:: Job ::
Where a line of the material contains the string "positive", copy that line.

--- Record excerpts ---

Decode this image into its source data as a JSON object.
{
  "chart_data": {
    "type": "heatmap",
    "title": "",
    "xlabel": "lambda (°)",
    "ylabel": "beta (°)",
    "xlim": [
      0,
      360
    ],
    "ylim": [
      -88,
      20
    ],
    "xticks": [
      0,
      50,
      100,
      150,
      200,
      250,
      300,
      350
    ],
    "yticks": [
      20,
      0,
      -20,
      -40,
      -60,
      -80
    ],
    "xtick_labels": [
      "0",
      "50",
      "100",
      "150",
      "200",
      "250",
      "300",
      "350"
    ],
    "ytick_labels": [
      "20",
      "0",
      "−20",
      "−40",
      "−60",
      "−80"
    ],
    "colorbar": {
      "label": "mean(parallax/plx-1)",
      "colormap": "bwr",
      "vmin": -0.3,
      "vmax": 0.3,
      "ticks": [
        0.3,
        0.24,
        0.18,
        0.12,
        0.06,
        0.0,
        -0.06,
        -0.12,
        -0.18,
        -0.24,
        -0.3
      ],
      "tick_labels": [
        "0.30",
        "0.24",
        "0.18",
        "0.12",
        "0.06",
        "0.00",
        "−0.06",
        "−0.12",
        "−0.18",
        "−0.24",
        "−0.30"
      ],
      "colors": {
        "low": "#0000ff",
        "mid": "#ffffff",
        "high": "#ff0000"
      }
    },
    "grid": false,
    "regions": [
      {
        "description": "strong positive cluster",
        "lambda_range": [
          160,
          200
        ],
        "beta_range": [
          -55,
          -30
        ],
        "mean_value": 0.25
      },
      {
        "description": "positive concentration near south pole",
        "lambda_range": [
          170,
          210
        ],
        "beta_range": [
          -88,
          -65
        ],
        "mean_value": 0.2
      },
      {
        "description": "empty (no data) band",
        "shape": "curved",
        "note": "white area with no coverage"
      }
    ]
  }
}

---

:: Written response ::
        "description": "strong positive cluster",
        "description": "positive concentration near south pole",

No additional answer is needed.